Directive.
Pictures within the data are to be left out; everything else must be reproduced exactly.

————

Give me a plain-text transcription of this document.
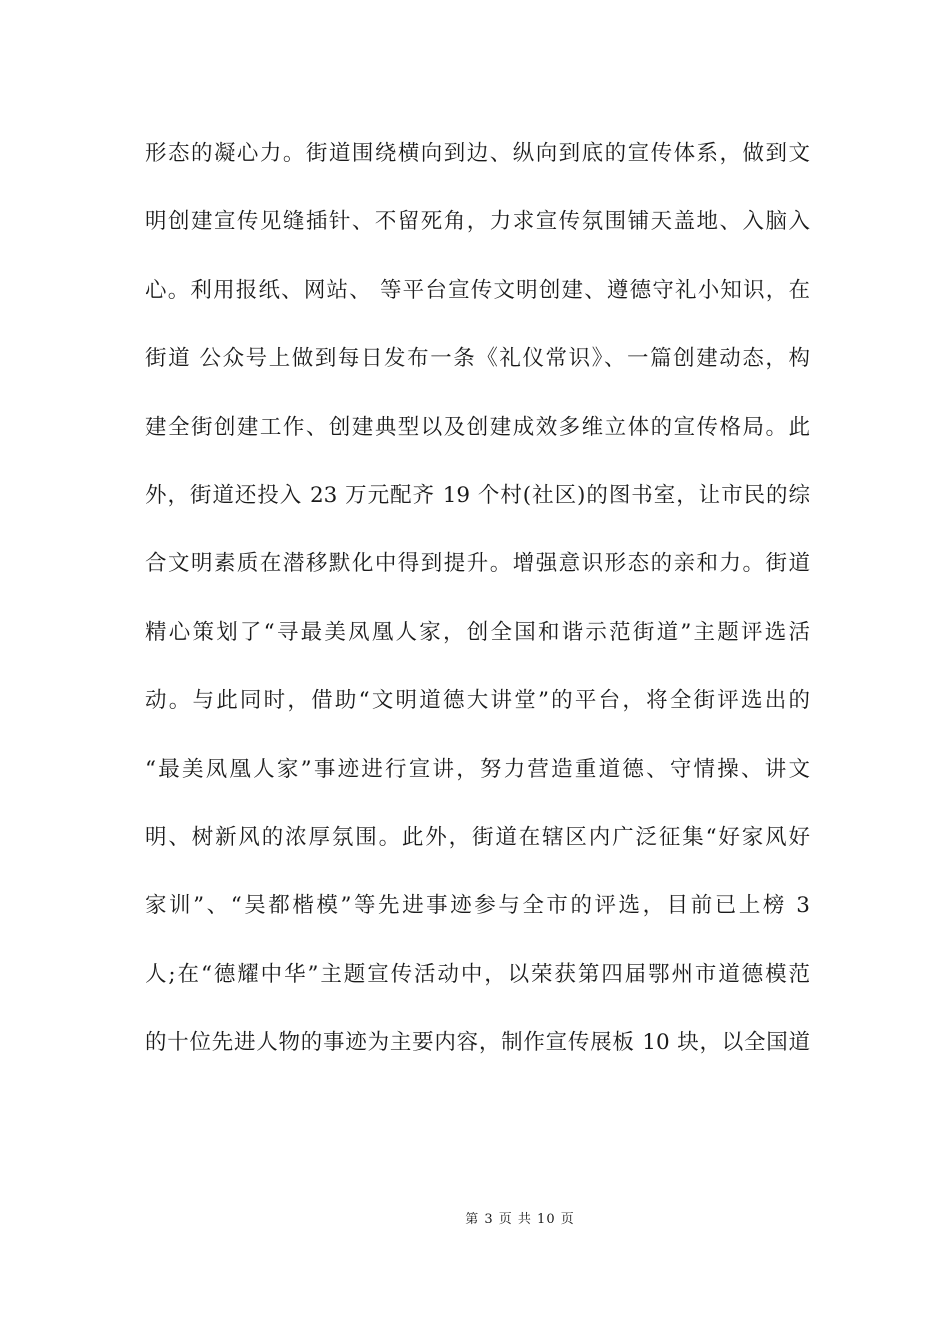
形态的凝心力。街道围绕横向到边、纵向到底的宣传体系，做到文
明创建宣传见缝插针、不留死角，力求宣传氛围铺天盖地、入脑入
心。利用报纸、网站、 等平台宣传文明创建、遵德守礼小知识，在
街道 公众号上做到每日发布一条《礼仪常识》、一篇创建动态，构
建全街创建工作、创建典型以及创建成效多维立体的宣传格局。此
外，街道还投入 23 万元配齐 19 个村(社区)的图书室，让市民的综
合文明素质在潜移默化中得到提升。增强意识形态的亲和力。街道
精心策划了“寻最美凤凰人家，创全国和谐示范街道”主题评选活
动。与此同时，借助“文明道德大讲堂”的平台，将全街评选出的
“最美凤凰人家”事迹进行宣讲，努力营造重道德、守情操、讲文
明、树新风的浓厚氛围。此外，街道在辖区内广泛征集“好家风好
家训”、“吴都楷模”等先进事迹参与全市的评选，目前已上榜 3
人;在“德耀中华”主题宣传活动中，以荣获第四届鄂州市道德模范
的十位先进人物的事迹为主要内容，制作宣传展板 10 块，以全国道
第 3 页 共 10 页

————

Result of the exercise.
Give me a plain-text transcription of this document.
形态的凝心力。街道围绕横向到边、纵向到底的宣传体系，做到文
明创建宣传见缝插针、不留死角，力求宣传氛围铺天盖地、入脑入
心。利用报纸、网站、 等平台宣传文明创建、遵德守礼小知识，在
街道 公众号上做到每日发布一条《礼仪常识》、一篇创建动态，构
建全街创建工作、创建典型以及创建成效多维立体的宣传格局。此
外，街道还投入 23 万元配齐 19 个村(社区)的图书室，让市民的综
合文明素质在潜移默化中得到提升。增强意识形态的亲和力。街道
精心策划了“寻最美凤凰人家，创全国和谐示范街道”主题评选活
动。与此同时，借助“文明道德大讲堂”的平台，将全街评选出的
“最美凤凰人家”事迹进行宣讲，努力营造重道德、守情操、讲文
明、树新风的浓厚氛围。此外，街道在辖区内广泛征集“好家风好
家训”、“吴都楷模”等先进事迹参与全市的评选，目前已上榜 3
人;在“德耀中华”主题宣传活动中，以荣获第四届鄂州市道德模范
的十位先进人物的事迹为主要内容，制作宣传展板 10 块，以全国道
第 3 页 共 10 页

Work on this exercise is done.